Chylomicrons (from the Greek χυλός, chylos, meaning juice (of plants or animals), and micron, meaning small particle), also known as ultra low-density lipoproteins (ULDL), are lipoprotein particles that consist of triglycerides (85–92%), phospholipids (6–12%), cholesterol (1–3%), and proteins (1–2%). They transport dietary lipids from the intestines to other locations in the body. ULDLs are one of the five major groups of lipoproteins (sorted by density) that enable fats and cholesterol to move within the water-based solution of the bloodstream. A protein specific to chylomicrons is ApoB48.

There is an inverse relationship in the density and size of lipoprotein particles: fats have a lower density than water or smaller protein molecules, and the larger particles have a higher ratio of internal fat molecules with respect to the outer emulsifying protein molecules in the shell. ULDLs, if in the region of 1,000 nm or more, are the only lipoprotein particles that can be seen using a light microscope, at maximum magnification. All the other classes are submicroscopic.

Function

Chylomicrons transport lipids absorbed from the intestine to adipose, cardiac, and skeletal muscle tissue, where their triglyceride components are hydrolyzed by the activity of the lipoprotein lipase, allowing the released free fatty acids to be absorbed by the tissues. When a large portion of the triglyceride core has been hydrolyzed, chylomicron remnants are formed and are taken up by the liver, thereby also transferring dietary fat to the liver.

Origin
Pancreatic lipases digest dietary triglycerides in the lumen of the small intestine, forming monoglycerides and fatty acids. These lipids are absorbed into enterocytes via passive diffusion. Inside the cell, these lipids are transported to the smooth endoplasmic reticulum, where they are re-esterified to form triglycerides. These triglycerides, along with phospholipids and cholesterol, are added to apolipoprotein B48 to form immature chylomicrons. Immature chylomicrons are transported from the smooth ER to the Golgi apparatus via SAR1B proteins, where they are processed, resulting in mature chylomicrons.

Mature chylomicrons are secreted through the basolateral membrane into the lacteals, where they join lymph to become chyle. The lymphatic vessels carry the chyle to the lymphatic ducts before they join the venous return of the systemic circulation via subclavian veins. From there, the chylomicrons supply the tissue with fat absorbed from the diet. It is important to note that, unlike digested carbohydrates (in the form of monosaccharides) and proteins (in the form of amino acids), digested lipids (in the form of chylomicrons) bypass the hepatic portal system, avoiding first pass metabolism.

## EXERCISES TO COMPLETE:
**A.** Please copy the chylomicron article word for word from "Chylomicrons (from the" to "chylomicrons is ApoB48.".
**B.** According to the chylomicron article, through which veins does chyle join the venous return of the systemic circulation?

## INFORMATION SUPPLIED:
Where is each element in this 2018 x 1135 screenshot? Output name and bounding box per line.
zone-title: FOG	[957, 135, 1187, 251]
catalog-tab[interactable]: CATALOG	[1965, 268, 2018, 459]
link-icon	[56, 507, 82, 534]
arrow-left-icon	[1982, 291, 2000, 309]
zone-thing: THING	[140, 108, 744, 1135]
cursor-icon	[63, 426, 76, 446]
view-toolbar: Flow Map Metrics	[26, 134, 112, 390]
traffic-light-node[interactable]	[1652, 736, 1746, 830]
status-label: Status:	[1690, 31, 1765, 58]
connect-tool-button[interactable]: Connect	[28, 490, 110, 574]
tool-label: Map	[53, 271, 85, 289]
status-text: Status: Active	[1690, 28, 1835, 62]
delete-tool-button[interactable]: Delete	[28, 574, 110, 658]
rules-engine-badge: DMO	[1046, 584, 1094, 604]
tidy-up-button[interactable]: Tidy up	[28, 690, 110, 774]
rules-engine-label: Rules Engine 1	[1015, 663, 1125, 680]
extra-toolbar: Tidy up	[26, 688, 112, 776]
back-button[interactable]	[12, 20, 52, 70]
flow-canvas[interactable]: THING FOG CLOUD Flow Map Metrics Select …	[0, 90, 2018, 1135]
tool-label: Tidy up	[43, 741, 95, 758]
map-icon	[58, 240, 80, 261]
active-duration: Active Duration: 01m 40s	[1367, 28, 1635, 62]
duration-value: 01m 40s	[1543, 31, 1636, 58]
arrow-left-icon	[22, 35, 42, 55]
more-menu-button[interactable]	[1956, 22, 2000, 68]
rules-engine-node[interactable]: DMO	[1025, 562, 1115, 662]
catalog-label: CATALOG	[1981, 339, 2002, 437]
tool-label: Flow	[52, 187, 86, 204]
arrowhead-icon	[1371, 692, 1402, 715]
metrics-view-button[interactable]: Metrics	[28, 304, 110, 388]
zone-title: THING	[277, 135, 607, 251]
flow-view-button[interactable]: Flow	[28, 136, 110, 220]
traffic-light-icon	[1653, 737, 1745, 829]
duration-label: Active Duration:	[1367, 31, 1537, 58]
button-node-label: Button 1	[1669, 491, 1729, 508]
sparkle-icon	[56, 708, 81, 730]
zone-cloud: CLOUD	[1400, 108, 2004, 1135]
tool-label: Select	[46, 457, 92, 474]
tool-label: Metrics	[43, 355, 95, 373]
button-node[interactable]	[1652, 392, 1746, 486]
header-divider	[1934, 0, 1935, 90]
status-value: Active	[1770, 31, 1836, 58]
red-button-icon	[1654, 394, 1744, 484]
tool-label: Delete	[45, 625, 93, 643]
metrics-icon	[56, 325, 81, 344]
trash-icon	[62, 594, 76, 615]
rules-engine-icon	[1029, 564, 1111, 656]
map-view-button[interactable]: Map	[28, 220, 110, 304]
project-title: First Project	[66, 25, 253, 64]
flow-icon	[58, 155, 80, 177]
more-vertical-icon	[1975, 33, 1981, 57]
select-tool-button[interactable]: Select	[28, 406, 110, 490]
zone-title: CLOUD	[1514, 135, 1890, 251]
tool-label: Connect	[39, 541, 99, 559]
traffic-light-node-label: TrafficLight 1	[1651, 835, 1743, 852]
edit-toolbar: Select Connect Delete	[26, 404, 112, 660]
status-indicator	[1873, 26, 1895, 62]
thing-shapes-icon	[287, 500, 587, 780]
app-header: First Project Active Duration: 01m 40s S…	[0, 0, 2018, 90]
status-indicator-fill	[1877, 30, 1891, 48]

## EXERCISE RESULTS:
**A.**
Chylomicrons (from the Greek χυλός, chylos, meaning juice (of plants or animals), and micron, meaning small particle), also known as ultra low-density lipoproteins (ULDL), are lipoprotein particles that consist of triglycerides (85–92%), phospholipids (6–12%), cholesterol (1–3%), and proteins (1–2%). They transport dietary lipids from the intestines to other locations in the body. ULDLs are one of the five major groups of lipoproteins (sorted by density) that enable fats and cholesterol to move within the water-based solution of the bloodstream. A protein specific to chylomicrons is ApoB48.

**B.** The subclavian veins.